Recorded data:
---------------

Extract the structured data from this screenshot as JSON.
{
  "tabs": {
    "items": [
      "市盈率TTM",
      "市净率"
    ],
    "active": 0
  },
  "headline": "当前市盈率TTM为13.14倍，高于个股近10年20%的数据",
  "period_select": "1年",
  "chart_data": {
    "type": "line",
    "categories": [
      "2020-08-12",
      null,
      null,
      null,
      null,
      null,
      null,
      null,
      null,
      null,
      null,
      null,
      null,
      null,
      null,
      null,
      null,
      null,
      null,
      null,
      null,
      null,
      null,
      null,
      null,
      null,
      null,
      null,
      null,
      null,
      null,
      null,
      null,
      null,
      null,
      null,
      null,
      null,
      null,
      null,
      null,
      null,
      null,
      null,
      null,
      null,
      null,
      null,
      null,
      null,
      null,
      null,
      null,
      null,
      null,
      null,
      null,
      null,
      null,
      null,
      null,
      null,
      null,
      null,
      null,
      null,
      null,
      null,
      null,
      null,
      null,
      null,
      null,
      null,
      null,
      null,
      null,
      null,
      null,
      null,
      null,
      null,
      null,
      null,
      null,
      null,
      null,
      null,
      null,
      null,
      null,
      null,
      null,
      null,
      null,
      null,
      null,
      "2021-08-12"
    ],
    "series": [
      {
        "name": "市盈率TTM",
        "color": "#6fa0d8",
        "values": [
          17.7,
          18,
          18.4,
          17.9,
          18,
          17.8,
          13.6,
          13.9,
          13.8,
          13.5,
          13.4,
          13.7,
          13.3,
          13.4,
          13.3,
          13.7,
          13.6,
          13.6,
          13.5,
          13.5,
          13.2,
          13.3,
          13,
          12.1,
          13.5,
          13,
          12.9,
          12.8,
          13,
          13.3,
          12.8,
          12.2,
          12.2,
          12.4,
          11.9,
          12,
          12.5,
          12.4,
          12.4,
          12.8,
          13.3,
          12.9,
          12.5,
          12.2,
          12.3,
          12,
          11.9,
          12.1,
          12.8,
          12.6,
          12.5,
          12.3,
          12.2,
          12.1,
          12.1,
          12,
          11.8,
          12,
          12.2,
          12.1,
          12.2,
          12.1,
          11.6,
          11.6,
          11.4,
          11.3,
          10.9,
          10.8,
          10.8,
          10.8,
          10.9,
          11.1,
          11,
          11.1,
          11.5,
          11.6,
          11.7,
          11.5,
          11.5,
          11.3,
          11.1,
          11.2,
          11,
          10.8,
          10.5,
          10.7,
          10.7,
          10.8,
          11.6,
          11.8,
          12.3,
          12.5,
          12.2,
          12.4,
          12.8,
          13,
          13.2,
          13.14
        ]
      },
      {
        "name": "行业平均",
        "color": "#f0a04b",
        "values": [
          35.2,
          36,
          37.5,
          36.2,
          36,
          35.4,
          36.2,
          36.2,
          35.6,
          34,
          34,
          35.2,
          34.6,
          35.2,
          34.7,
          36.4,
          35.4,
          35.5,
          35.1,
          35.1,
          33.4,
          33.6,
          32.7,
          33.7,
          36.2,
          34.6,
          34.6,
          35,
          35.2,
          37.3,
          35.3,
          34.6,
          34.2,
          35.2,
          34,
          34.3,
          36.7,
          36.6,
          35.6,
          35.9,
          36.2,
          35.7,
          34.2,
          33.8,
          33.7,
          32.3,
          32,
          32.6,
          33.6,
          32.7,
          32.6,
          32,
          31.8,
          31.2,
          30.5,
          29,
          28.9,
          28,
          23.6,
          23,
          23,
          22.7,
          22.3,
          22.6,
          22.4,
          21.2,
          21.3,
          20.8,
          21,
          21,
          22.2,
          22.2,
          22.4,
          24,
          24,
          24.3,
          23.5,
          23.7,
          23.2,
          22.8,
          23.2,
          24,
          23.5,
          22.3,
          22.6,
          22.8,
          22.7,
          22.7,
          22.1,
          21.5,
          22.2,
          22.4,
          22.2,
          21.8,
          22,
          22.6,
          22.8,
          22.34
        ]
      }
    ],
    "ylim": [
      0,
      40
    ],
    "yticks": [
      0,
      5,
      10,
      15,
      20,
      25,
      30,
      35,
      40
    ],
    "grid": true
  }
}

---------------

* Task to complete: Transcribe all lines as written.

* Task result:
Extract the structured data from this screenshot as JSON.
{
  "tabs": {
    "items": [
      "市盈率TTM",
      "市净率"
    ],
    "active": 0
  },
  "headline": "当前市盈率TTM为13.14倍，高于个股近10年20%的数据",
  "period_select": "1年",
  "chart_data": {
    "type": "line",
    "categories": [
      "2020-08-12",
      null,
      null,
      null,
      null,
      null,
      null,
      null,
      null,
      null,
      null,
      null,
      null,
      null,
      null,
      null,
      null,
      null,
      null,
      null,
      null,
      null,
      null,
      null,
      null,
      null,
      null,
      null,
      null,
      null,
      null,
      null,
      null,
      null,
      null,
      null,
      null,
      null,
      null,
      null,
      null,
      null,
      null,
      null,
      null,
      null,
      null,
      null,
      null,
      null,
      null,
      null,
      null,
      null,
      null,
      null,
      null,
      null,
      null,
      null,
      null,
      null,
      null,
      null,
      null,
      null,
      null,
      null,
      null,
      null,
      null,
      null,
      null,
      null,
      null,
      null,
      null,
      null,
      null,
      null,
      null,
      null,
      null,
      null,
      null,
      null,
      null,
      null,
      null,
      null,
      null,
      null,
      null,
      null,
      null,
      null,
      null,
      "2021-08-12"
    ],
    "series": [
      {
        "name": "市盈率TTM",
        "color": "#6fa0d8",
        "values": [
          17.7,
          18,
          18.4,
          17.9,
          18,
          17.8,
          13.6,
          13.9,
          13.8,
          13.5,
          13.4,
          13.7,
          13.3,
          13.4,
          13.3,
          13.7,
          13.6,
          13.6,
          13.5,
          13.5,
          13.2,
          13.3,
          13,
          12.1,
          13.5,
          13,
          12.9,
          12.8,
          13,
          13.3,
          12.8,
          12.2,
          12.2,
          12.4,
          11.9,
          12,
          12.5,
          12.4,
          12.4,
          12.8,
          13.3,
          12.9,
          12.5,
          12.2,
          12.3,
          12,
          11.9,
          12.1,
          12.8,
          12.6,
          12.5,
          12.3,
          12.2,
          12.1,
          12.1,
          12,
          11.8,
          12,
          12.2,
          12.1,
          12.2,
          12.1,
          11.6,
          11.6,
          11.4,
          11.3,
          10.9,
          10.8,
          10.8,
          10.8,
          10.9,
          11.1,
          11,
          11.1,
          11.5,
          11.6,
          11.7,
          11.5,
          11.5,
          11.3,
          11.1,
          11.2,
          11,
          10.8,
          10.5,
          10.7,
          10.7,
          10.8,
          11.6,
          11.8,
          12.3,
          12.5,
          12.2,
          12.4,
          12.8,
          13,
          13.2,
          13.14
        ]
      },
      {
        "name": "行业平均",
        "color": "#f0a04b",
        "values": [
          35.2,
          36,
          37.5,
          36.2,
          36,
          35.4,
          36.2,
          36.2,
          35.6,
          34,
          34,
          35.2,
          34.6,
          35.2,
          34.7,
          36.4,
          35.4,
          35.5,
          35.1,
          35.1,
          33.4,
          33.6,
          32.7,
          33.7,
          36.2,
          34.6,
          34.6,
          35,
          35.2,
          37.3,
          35.3,
          34.6,
          34.2,
          35.2,
          34,
          34.3,
          36.7,
          36.6,
          35.6,
          35.9,
          36.2,
          35.7,
          34.2,
          33.8,
          33.7,
          32.3,
          32,
          32.6,
          33.6,
          32.7,
          32.6,
          32,
          31.8,
          31.2,
          30.5,
          29,
          28.9,
          28,
          23.6,
          23,
          23,
          22.7,
          22.3,
          22.6,
          22.4,
          21.2,
          21.3,
          20.8,
          21,
          21,
          22.2,
          22.2,
          22.4,
          24,
          24,
          24.3,
          23.5,
          23.7,
          23.2,
          22.8,
          23.2,
          24,
          23.5,
          22.3,
          22.6,
          22.8,
          22.7,
          22.7,
          22.1,
          21.5,
          22.2,
          22.4,
          22.2,
          21.8,
          22,
          22.6,
          22.8,
          22.34
        ]
      }
    ],
    "ylim": [
      0,
      40
    ],
    "yticks": [
      0,
      5,
      10,
      15,
      20,
      25,
      30,
      35,
      40
    ],
    "grid": true
  }
}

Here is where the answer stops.